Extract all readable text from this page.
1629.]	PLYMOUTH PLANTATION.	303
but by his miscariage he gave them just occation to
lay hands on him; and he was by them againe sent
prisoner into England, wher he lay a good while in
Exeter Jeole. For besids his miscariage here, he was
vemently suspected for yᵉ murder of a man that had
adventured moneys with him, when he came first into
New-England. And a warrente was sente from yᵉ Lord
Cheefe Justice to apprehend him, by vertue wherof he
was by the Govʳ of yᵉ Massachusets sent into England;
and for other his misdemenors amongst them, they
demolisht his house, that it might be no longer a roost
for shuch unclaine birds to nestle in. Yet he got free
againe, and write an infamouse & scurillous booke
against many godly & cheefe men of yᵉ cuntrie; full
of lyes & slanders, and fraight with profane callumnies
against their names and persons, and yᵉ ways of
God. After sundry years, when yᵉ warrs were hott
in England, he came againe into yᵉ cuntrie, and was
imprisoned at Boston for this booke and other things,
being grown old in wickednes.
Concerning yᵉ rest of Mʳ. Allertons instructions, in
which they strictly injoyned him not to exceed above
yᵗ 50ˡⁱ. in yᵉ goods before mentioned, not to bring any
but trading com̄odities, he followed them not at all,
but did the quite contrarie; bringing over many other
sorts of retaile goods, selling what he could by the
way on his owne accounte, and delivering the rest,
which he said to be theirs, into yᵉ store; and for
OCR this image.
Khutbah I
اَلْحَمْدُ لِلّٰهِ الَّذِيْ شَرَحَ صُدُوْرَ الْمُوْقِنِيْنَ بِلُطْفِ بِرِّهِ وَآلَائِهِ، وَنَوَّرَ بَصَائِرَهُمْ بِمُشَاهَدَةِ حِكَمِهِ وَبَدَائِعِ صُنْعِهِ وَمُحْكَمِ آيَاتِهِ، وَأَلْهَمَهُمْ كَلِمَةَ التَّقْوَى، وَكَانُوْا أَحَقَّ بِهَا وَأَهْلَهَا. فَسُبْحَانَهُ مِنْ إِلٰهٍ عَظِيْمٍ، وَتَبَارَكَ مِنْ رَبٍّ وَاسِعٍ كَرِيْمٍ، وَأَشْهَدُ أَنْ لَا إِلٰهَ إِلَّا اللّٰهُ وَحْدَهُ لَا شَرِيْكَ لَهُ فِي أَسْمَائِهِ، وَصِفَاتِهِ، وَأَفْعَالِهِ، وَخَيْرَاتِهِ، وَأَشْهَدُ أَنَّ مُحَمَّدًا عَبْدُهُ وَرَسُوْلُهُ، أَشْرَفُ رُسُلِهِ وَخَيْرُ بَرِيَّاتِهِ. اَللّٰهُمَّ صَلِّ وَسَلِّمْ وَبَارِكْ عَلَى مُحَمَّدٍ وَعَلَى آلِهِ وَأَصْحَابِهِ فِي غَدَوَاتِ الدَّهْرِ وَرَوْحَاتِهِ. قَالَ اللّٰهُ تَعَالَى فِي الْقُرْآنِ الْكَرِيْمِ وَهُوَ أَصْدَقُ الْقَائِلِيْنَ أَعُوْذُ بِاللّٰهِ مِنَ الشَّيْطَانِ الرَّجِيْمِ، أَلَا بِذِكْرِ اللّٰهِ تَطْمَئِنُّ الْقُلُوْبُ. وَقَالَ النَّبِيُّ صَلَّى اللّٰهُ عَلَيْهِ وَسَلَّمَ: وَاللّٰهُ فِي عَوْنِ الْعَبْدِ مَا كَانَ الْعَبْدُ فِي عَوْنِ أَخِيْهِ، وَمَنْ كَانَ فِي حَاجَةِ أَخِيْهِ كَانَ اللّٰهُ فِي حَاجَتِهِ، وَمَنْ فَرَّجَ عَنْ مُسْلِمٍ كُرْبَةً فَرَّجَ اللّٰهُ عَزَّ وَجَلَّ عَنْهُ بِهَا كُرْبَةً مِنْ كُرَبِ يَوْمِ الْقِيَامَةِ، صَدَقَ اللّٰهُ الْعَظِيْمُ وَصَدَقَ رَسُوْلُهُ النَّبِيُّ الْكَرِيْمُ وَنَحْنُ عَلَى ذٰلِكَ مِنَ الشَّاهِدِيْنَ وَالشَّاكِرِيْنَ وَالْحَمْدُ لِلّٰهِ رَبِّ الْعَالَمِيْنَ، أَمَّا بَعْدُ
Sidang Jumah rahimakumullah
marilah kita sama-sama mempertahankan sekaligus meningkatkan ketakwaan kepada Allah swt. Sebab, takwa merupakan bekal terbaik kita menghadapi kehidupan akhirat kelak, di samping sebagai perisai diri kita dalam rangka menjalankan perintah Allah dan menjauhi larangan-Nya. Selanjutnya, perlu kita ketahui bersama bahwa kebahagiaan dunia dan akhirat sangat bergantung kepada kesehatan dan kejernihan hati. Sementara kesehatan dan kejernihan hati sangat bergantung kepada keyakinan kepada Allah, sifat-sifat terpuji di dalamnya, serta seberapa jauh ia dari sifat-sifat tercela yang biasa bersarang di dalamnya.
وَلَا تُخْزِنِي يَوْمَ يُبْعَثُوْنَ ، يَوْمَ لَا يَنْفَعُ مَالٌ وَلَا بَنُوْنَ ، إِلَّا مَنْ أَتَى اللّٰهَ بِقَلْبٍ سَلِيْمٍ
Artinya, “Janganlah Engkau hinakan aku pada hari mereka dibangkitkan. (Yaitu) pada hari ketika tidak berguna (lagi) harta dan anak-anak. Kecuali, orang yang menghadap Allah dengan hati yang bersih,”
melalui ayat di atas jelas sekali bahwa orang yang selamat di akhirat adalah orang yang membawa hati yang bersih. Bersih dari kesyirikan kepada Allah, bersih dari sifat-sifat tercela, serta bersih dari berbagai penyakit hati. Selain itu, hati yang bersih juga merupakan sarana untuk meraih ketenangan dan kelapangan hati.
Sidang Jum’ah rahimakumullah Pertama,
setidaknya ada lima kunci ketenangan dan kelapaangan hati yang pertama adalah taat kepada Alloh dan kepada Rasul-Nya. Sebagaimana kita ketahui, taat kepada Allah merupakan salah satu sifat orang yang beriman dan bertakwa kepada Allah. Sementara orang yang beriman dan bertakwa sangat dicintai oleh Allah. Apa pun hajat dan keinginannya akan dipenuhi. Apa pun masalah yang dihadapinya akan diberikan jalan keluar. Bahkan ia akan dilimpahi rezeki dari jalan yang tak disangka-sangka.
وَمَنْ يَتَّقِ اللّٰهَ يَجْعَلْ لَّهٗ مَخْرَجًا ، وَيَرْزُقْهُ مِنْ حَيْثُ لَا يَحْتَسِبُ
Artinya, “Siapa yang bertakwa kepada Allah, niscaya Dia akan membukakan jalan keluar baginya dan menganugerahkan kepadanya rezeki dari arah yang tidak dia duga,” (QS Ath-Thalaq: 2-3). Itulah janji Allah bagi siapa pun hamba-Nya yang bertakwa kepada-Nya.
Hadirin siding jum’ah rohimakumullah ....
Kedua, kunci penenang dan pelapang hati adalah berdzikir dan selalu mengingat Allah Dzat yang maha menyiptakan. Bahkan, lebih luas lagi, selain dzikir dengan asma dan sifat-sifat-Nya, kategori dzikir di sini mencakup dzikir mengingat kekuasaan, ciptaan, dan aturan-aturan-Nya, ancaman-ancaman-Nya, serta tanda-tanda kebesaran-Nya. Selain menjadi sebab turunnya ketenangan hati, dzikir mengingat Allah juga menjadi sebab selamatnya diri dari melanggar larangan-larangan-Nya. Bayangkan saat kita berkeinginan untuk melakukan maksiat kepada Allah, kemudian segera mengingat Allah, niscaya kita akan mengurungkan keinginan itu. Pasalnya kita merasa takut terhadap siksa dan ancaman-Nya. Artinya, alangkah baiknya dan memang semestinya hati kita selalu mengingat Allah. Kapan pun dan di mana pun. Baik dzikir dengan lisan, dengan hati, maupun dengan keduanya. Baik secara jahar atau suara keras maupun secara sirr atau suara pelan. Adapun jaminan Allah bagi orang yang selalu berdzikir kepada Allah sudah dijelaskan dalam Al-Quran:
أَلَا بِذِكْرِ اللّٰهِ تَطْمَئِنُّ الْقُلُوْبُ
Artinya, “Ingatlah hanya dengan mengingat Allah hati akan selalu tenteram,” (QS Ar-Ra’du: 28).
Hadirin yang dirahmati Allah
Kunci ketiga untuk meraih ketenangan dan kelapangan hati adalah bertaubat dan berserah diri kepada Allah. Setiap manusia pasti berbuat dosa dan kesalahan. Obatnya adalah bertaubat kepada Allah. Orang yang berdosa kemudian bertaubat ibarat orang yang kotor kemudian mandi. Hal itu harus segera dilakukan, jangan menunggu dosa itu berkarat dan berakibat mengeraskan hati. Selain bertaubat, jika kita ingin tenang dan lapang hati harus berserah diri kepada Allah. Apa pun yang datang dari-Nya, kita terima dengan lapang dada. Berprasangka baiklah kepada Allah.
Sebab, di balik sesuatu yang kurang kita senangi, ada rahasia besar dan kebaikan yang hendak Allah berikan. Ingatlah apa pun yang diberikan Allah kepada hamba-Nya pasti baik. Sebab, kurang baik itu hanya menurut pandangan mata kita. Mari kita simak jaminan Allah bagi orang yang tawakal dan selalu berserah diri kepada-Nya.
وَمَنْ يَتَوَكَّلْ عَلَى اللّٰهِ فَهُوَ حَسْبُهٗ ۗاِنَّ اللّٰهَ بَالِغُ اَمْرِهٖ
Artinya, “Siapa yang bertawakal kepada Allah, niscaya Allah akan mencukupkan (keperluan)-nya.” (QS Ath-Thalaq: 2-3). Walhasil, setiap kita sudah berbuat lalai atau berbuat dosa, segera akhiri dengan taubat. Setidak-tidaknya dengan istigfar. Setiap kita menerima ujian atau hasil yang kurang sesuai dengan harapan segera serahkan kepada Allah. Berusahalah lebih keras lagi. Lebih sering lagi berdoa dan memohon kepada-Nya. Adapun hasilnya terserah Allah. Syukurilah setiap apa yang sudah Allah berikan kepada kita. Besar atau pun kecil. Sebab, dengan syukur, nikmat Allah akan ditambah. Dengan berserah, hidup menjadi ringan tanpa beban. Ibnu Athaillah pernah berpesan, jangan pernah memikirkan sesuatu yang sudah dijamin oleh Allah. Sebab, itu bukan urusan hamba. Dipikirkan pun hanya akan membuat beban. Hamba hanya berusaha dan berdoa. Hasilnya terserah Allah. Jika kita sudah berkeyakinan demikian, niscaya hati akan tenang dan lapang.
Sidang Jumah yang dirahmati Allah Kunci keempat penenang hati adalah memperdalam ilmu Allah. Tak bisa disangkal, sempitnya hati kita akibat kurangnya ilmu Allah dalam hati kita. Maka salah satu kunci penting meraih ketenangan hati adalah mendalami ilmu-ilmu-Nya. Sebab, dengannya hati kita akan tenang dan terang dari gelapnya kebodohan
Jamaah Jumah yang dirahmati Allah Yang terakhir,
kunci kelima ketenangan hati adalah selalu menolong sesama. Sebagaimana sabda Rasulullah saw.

* To be done *
Say only how many lines in the records carry the word "from".

* Solution for this problem *
2